------ Information supplied
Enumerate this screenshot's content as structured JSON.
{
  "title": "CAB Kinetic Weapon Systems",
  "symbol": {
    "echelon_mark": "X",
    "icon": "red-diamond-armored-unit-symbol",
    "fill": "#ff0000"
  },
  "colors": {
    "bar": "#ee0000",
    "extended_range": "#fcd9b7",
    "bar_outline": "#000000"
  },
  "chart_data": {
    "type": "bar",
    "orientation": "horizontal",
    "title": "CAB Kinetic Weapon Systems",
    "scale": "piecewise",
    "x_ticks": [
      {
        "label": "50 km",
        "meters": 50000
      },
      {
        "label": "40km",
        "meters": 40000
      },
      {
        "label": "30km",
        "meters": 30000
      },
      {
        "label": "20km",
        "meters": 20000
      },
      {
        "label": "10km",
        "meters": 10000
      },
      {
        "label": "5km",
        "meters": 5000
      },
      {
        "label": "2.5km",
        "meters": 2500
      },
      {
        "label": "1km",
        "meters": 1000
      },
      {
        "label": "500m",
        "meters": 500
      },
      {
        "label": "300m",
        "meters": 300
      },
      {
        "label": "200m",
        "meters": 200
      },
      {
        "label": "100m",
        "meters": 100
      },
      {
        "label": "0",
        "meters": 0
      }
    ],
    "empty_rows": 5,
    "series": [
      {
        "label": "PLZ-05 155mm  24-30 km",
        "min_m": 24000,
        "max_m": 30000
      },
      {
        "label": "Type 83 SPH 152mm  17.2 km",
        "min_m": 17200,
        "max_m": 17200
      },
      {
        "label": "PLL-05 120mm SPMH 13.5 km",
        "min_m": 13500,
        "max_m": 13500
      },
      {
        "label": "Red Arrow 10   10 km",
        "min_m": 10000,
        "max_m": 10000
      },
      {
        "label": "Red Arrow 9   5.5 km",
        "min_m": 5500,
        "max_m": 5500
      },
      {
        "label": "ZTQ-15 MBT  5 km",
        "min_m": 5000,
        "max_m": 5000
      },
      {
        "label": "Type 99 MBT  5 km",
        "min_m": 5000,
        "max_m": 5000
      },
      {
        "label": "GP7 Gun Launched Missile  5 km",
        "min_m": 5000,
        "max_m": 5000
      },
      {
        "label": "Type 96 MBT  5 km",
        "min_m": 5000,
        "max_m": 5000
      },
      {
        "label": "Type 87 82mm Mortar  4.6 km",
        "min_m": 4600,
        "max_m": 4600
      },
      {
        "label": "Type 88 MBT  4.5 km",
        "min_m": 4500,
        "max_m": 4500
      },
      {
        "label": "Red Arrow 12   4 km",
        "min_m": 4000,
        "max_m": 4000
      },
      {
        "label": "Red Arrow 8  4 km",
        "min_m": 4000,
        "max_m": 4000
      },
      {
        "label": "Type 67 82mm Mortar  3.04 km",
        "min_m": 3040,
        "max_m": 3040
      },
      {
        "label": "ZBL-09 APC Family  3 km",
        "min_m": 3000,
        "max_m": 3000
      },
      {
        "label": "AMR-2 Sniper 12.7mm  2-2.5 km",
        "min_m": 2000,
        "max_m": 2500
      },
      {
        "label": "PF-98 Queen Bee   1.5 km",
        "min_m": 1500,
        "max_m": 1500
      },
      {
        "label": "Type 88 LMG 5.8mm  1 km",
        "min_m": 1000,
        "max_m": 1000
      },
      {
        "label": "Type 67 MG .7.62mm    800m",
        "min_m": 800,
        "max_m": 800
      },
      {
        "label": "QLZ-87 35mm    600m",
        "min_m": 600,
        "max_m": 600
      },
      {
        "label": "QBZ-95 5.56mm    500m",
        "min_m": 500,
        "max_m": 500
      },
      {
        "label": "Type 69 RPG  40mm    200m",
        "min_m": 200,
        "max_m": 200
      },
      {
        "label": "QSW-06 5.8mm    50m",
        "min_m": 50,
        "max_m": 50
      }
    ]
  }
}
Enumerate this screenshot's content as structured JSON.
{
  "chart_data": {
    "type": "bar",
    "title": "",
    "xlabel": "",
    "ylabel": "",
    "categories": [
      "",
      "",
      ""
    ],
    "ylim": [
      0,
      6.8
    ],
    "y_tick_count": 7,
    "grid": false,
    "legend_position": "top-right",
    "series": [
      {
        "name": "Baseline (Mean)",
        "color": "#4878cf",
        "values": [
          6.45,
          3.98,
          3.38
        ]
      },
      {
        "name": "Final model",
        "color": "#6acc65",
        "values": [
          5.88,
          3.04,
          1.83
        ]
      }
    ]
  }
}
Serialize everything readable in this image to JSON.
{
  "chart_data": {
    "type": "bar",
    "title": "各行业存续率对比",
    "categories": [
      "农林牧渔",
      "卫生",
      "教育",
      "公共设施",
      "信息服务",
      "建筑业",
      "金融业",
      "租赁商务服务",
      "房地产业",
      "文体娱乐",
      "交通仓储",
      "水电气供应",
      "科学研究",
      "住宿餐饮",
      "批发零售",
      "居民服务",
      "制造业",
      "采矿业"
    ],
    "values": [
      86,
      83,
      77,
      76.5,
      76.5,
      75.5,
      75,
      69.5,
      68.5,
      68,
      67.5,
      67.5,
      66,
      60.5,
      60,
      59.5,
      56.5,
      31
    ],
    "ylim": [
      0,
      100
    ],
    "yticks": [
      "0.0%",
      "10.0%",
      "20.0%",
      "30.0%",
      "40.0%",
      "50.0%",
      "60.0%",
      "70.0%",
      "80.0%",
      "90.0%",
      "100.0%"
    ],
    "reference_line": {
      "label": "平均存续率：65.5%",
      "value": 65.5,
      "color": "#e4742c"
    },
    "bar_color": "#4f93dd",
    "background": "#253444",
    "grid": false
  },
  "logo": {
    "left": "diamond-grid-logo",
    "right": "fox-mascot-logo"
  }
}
------------
- Description of the task:
Generate an exact reproduction of all entries.

- Finished exercise:
Enumerate this screenshot's content as structured JSON.
{
  "title": "CAB Kinetic Weapon Systems",
  "symbol": {
    "echelon_mark": "X",
    "icon": "red-diamond-armored-unit-symbol",
    "fill": "#ff0000"
  },
  "colors": {
    "bar": "#ee0000",
    "extended_range": "#fcd9b7",
    "bar_outline": "#000000"
  },
  "chart_data": {
    "type": "bar",
    "orientation": "horizontal",
    "title": "CAB Kinetic Weapon Systems",
    "scale": "piecewise",
    "x_ticks": [
      {
        "label": "50 km",
        "meters": 50000
      },
      {
        "label": "40km",
        "meters": 40000
      },
      {
        "label": "30km",
        "meters": 30000
      },
      {
        "label": "20km",
        "meters": 20000
      },
      {
        "label": "10km",
        "meters": 10000
      },
      {
        "label": "5km",
        "meters": 5000
      },
      {
        "label": "2.5km",
        "meters": 2500
      },
      {
        "label": "1km",
        "meters": 1000
      },
      {
        "label": "500m",
        "meters": 500
      },
      {
        "label": "300m",
        "meters": 300
      },
      {
        "label": "200m",
        "meters": 200
      },
      {
        "label": "100m",
        "meters": 100
      },
      {
        "label": "0",
        "meters": 0
      }
    ],
    "empty_rows": 5,
    "series": [
      {
        "label": "PLZ-05 155mm  24-30 km",
        "min_m": 24000,
        "max_m": 30000
      },
      {
        "label": "Type 83 SPH 152mm  17.2 km",
        "min_m": 17200,
        "max_m": 17200
      },
      {
        "label": "PLL-05 120mm SPMH 13.5 km",
        "min_m": 13500,
        "max_m": 13500
      },
      {
        "label": "Red Arrow 10   10 km",
        "min_m": 10000,
        "max_m": 10000
      },
      {
        "label": "Red Arrow 9   5.5 km",
        "min_m": 5500,
        "max_m": 5500
      },
      {
        "label": "ZTQ-15 MBT  5 km",
        "min_m": 5000,
        "max_m": 5000
      },
      {
        "label": "Type 99 MBT  5 km",
        "min_m": 5000,
        "max_m": 5000
      },
      {
        "label": "GP7 Gun Launched Missile  5 km",
        "min_m": 5000,
        "max_m": 5000
      },
      {
        "label": "Type 96 MBT  5 km",
        "min_m": 5000,
        "max_m": 5000
      },
      {
        "label": "Type 87 82mm Mortar  4.6 km",
        "min_m": 4600,
        "max_m": 4600
      },
      {
        "label": "Type 88 MBT  4.5 km",
        "min_m": 4500,
        "max_m": 4500
      },
      {
        "label": "Red Arrow 12   4 km",
        "min_m": 4000,
        "max_m": 4000
      },
      {
        "label": "Red Arrow 8  4 km",
        "min_m": 4000,
        "max_m": 4000
      },
      {
        "label": "Type 67 82mm Mortar  3.04 km",
        "min_m": 3040,
        "max_m": 3040
      },
      {
        "label": "ZBL-09 APC Family  3 km",
        "min_m": 3000,
        "max_m": 3000
      },
      {
        "label": "AMR-2 Sniper 12.7mm  2-2.5 km",
        "min_m": 2000,
        "max_m": 2500
      },
      {
        "label": "PF-98 Queen Bee   1.5 km",
        "min_m": 1500,
        "max_m": 1500
      },
      {
        "label": "Type 88 LMG 5.8mm  1 km",
        "min_m": 1000,
        "max_m": 1000
      },
      {
        "label": "Type 67 MG .7.62mm    800m",
        "min_m": 800,
        "max_m": 800
      },
      {
        "label": "QLZ-87 35mm    600m",
        "min_m": 600,
        "max_m": 600
      },
      {
        "label": "QBZ-95 5.56mm    500m",
        "min_m": 500,
        "max_m": 500
      },
      {
        "label": "Type 69 RPG  40mm    200m",
        "min_m": 200,
        "max_m": 200
      },
      {
        "label": "QSW-06 5.8mm    50m",
        "min_m": 50,
        "max_m": 50
      }
    ]
  }
}
Enumerate this screenshot's content as structured JSON.
{
  "chart_data": {
    "type": "bar",
    "title": "",
    "xlabel": "",
    "ylabel": "",
    "categories": [
      "",
      "",
      ""
    ],
    "ylim": [
      0,
      6.8
    ],
    "y_tick_count": 7,
    "grid": false,
    "legend_position": "top-right",
    "series": [
      {
        "name": "Baseline (Mean)",
        "color": "#4878cf",
        "values": [
          6.45,
          3.98,
          3.38
        ]
      },
      {
        "name": "Final model",
        "color": "#6acc65",
        "values": [
          5.88,
          3.04,
          1.83
        ]
      }
    ]
  }
}
Serialize everything readable in this image to JSON.
{
  "chart_data": {
    "type": "bar",
    "title": "各行业存续率对比",
    "categories": [
      "农林牧渔",
      "卫生",
      "教育",
      "公共设施",
      "信息服务",
      "建筑业",
      "金融业",
      "租赁商务服务",
      "房地产业",
      "文体娱乐",
      "交通仓储",
      "水电气供应",
      "科学研究",
      "住宿餐饮",
      "批发零售",
      "居民服务",
      "制造业",
      "采矿业"
    ],
    "values": [
      86,
      83,
      77,
      76.5,
      76.5,
      75.5,
      75,
      69.5,
      68.5,
      68,
      67.5,
      67.5,
      66,
      60.5,
      60,
      59.5,
      56.5,
      31
    ],
    "ylim": [
      0,
      100
    ],
    "yticks": [
      "0.0%",
      "10.0%",
      "20.0%",
      "30.0%",
      "40.0%",
      "50.0%",
      "60.0%",
      "70.0%",
      "80.0%",
      "90.0%",
      "100.0%"
    ],
    "reference_line": {
      "label": "平均存续率：65.5%",
      "value": 65.5,
      "color": "#e4742c"
    },
    "bar_color": "#4f93dd",
    "background": "#253444",
    "grid": false
  },
  "logo": {
    "left": "diamond-grid-logo",
    "right": "fox-mascot-logo"
  }
}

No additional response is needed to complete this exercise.